#### [WORK TO BE COMPLETED]
Make a tally of the lines in the records that include the string "text", and give only that number.

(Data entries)
************

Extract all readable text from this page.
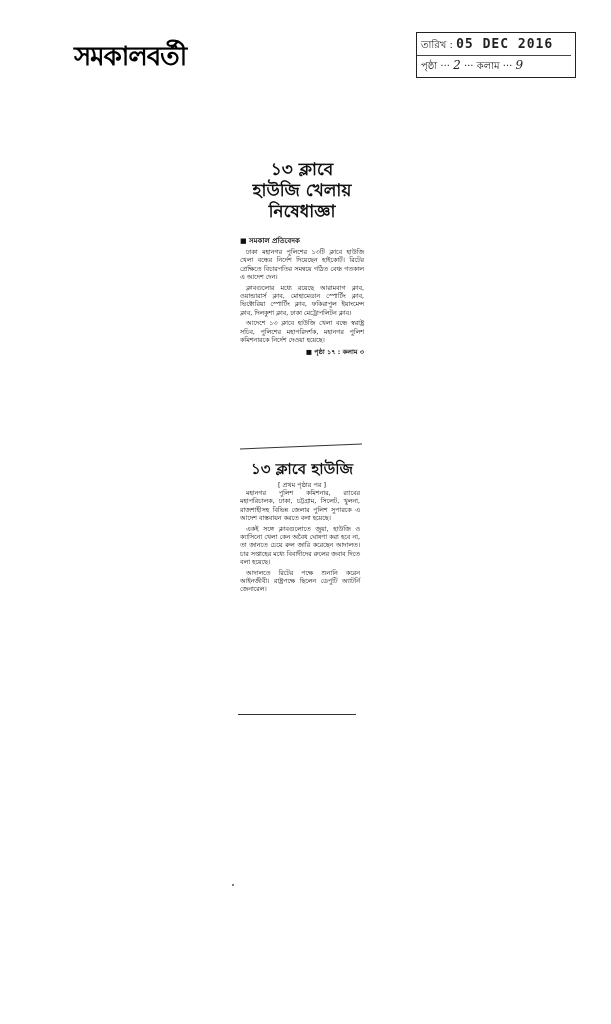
সমকালবর্তী	তারিখ : 05 DEC 2016
পৃষ্ঠা ··· 2 ··· কলাম ··· 9
১৩ ক্লাবে
হাউজি খেলায়
নিষেধাজ্ঞা
■ সমকাল প্রতিবেদক

ঢাকা মহানগর পুলিশের ১৩টি ক্লাবে হাউজি খেলা বন্ধের নির্দেশ দিয়েছেন হাইকোর্ট। রিটের প্রেক্ষিতে বিচারপতির সমন্বয়ে গঠিত বেঞ্চ গতকাল এ আদেশ দেন।

ক্লাবগুলোর মধ্যে রয়েছে আরামবাগ ক্লাব, ওয়ান্ডারার্স ক্লাব, মোহামেডান স্পোর্টিং ক্লাব, ভিক্টোরিয়া স্পোর্টিং ক্লাব, ফকিরাপুল ইয়াংমেন্স ক্লাব, দিলকুশা ক্লাব, ঢাকা মেট্রোপলিটন ক্লাব।

আদেশে ১৩ ক্লাবে হাউজি খেলা বন্ধে স্বরাষ্ট্র সচিব, পুলিশের মহাপরিদর্শক, মহানগর পুলিশ কমিশনারকে নির্দেশ দেওয়া হয়েছে।

■ পৃষ্ঠা ১৭ : কলাম ৩
১৩ ক্লাবে হাউজি
[ প্রথম পৃষ্ঠার পর ]

মহানগর পুলিশ কমিশনার, র‍্যাবের মহাপরিচালক, ঢাকা, চট্টগ্রাম, সিলেট, খুলনা, রাজশাহীসহ বিভিন্ন জেলার পুলিশ সুপারকে এ আদেশ বাস্তবায়ন করতে বলা হয়েছে।

একই সঙ্গে ক্লাবগুলোতে জুয়া, হাউজি ও ক্যাসিনো খেলা কেন অবৈধ ঘোষণা করা হবে না, তা জানতে চেয়ে রুল জারি করেছেন আদালত। চার সপ্তাহের মধ্যে বিবাদীদের রুলের জবাব দিতে বলা হয়েছে।

আদালতে রিটের পক্ষে শুনানি করেন আইনজীবী। রাষ্ট্রপক্ষে ছিলেন ডেপুটি অ্যাটর্নি জেনারেল।
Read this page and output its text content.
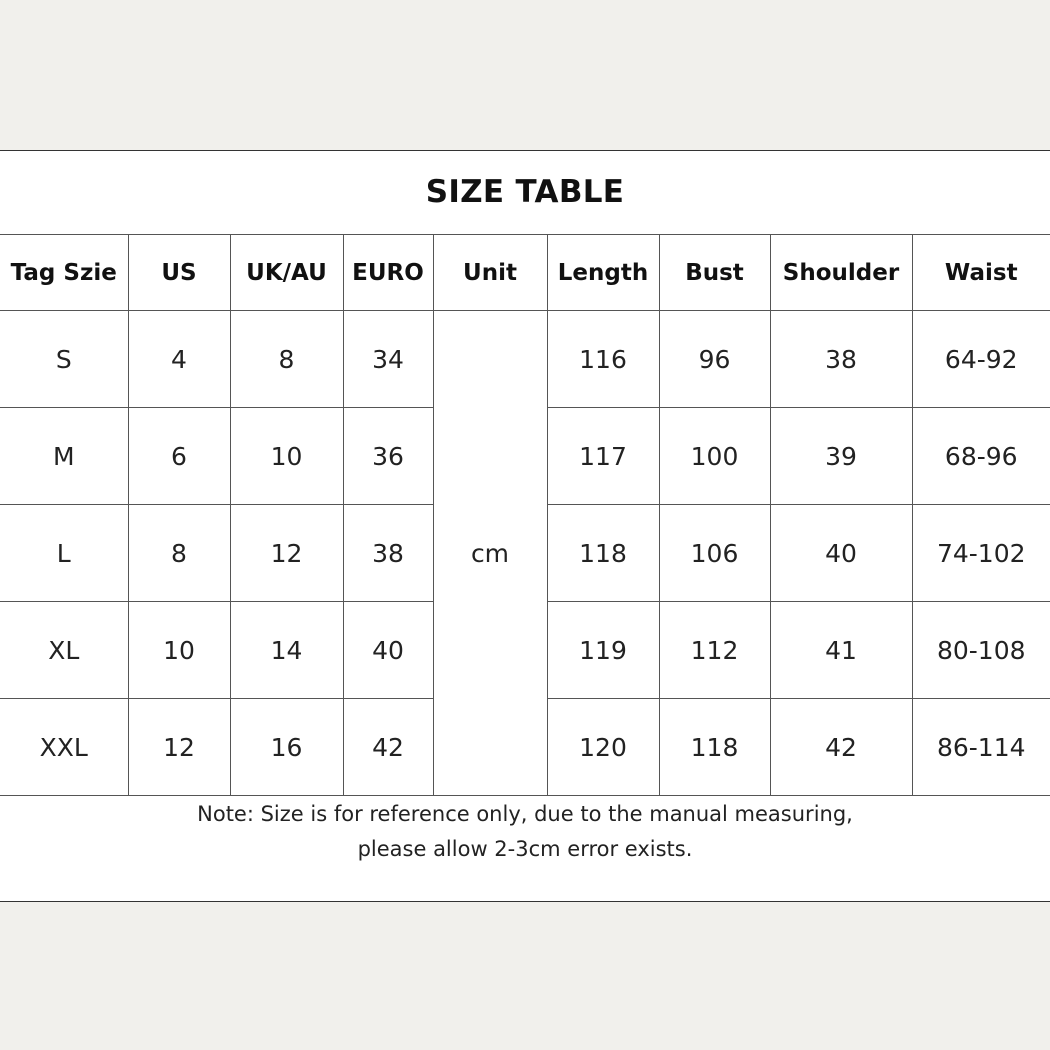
SIZE TABLE
Tag Szie	US	UK/AU	EURO	Unit	Length	Bust	Shoulder	Waist
S	4	8	34	cm	116	96	38	64-92
M	6	10	36		117	100	39	68-96
L	8	12	38		118	106	40	74-102
XL	10	14	40		119	112	41	80-108
XXL	12	16	42		120	118	42	86-114
Note: Size is for reference only, due to the manual measuring,
please allow 2-3cm error exists.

************

#### [SOLVED EXERCISE]
2